AIM →
Assemble all lines in which the string "Lukitseminen" appears.

DATA LISTING →
_ _ _ _
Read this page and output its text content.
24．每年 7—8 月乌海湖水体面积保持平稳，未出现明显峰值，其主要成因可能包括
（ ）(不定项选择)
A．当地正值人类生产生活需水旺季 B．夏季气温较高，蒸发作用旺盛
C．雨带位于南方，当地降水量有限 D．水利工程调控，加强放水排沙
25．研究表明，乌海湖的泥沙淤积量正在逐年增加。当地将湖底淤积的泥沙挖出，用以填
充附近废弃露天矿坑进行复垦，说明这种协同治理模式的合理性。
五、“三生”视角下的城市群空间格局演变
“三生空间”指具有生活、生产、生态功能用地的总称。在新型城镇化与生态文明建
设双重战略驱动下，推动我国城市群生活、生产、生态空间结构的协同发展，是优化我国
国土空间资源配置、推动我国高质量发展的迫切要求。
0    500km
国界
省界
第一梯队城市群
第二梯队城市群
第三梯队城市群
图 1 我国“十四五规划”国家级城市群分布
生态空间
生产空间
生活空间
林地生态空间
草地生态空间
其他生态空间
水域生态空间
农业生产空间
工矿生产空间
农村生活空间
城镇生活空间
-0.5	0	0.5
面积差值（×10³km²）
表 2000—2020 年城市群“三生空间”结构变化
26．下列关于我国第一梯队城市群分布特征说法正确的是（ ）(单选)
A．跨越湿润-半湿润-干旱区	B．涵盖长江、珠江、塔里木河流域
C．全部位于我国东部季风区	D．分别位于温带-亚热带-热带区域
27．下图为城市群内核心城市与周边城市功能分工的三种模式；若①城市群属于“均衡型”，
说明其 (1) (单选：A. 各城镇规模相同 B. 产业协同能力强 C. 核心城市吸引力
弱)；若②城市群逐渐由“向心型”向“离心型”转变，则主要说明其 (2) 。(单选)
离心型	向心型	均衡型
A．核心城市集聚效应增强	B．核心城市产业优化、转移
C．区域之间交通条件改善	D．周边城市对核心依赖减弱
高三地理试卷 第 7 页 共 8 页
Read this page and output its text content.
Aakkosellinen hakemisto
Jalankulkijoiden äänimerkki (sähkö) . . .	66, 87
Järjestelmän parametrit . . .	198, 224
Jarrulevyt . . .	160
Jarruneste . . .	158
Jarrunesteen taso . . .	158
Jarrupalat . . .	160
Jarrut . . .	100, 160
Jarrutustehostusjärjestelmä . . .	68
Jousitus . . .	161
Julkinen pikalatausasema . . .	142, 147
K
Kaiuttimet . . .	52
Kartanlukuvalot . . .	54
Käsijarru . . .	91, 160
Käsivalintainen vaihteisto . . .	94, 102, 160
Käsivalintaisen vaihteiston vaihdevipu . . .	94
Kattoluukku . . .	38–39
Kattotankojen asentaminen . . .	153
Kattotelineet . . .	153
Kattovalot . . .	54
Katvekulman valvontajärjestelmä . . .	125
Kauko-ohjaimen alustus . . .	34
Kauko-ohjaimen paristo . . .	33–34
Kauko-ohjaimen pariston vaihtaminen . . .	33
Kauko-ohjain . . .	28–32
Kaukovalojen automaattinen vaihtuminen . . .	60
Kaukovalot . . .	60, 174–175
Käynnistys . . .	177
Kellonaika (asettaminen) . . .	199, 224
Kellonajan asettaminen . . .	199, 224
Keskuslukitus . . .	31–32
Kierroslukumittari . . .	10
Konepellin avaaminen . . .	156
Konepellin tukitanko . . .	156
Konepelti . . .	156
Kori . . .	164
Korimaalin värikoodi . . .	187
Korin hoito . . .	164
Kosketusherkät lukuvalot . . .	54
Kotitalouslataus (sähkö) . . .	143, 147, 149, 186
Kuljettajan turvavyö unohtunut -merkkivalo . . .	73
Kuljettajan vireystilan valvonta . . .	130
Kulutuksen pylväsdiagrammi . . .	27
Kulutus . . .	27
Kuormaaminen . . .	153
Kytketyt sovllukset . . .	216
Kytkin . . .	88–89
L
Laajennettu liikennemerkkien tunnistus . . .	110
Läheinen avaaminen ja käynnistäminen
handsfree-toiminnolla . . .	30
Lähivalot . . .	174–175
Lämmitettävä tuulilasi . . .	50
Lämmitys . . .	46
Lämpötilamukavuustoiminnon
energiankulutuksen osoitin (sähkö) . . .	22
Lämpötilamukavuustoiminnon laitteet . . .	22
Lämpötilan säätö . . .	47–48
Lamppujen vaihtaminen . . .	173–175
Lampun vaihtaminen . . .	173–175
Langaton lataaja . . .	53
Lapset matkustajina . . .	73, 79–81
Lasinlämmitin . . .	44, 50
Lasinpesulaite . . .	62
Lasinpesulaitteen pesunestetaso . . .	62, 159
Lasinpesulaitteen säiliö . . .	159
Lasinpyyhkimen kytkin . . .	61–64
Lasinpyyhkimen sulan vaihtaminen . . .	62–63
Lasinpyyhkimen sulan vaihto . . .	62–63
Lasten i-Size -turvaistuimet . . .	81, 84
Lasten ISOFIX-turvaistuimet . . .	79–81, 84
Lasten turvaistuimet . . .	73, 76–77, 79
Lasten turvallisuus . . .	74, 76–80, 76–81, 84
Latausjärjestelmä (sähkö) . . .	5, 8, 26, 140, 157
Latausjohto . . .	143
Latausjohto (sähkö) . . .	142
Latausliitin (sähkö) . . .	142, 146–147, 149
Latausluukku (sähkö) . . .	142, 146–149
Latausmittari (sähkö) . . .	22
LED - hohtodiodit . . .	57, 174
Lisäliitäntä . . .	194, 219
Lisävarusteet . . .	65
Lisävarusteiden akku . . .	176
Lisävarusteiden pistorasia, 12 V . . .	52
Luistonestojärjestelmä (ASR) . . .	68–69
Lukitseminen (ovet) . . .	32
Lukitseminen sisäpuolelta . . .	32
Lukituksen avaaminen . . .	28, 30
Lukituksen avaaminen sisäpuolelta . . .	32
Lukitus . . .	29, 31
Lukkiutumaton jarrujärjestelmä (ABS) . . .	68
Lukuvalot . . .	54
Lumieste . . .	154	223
_ _ _ _
EXERCISE RESULT →
Lukitseminen (ovet) . . .	32
Lukitseminen sisäpuolelta . . .	32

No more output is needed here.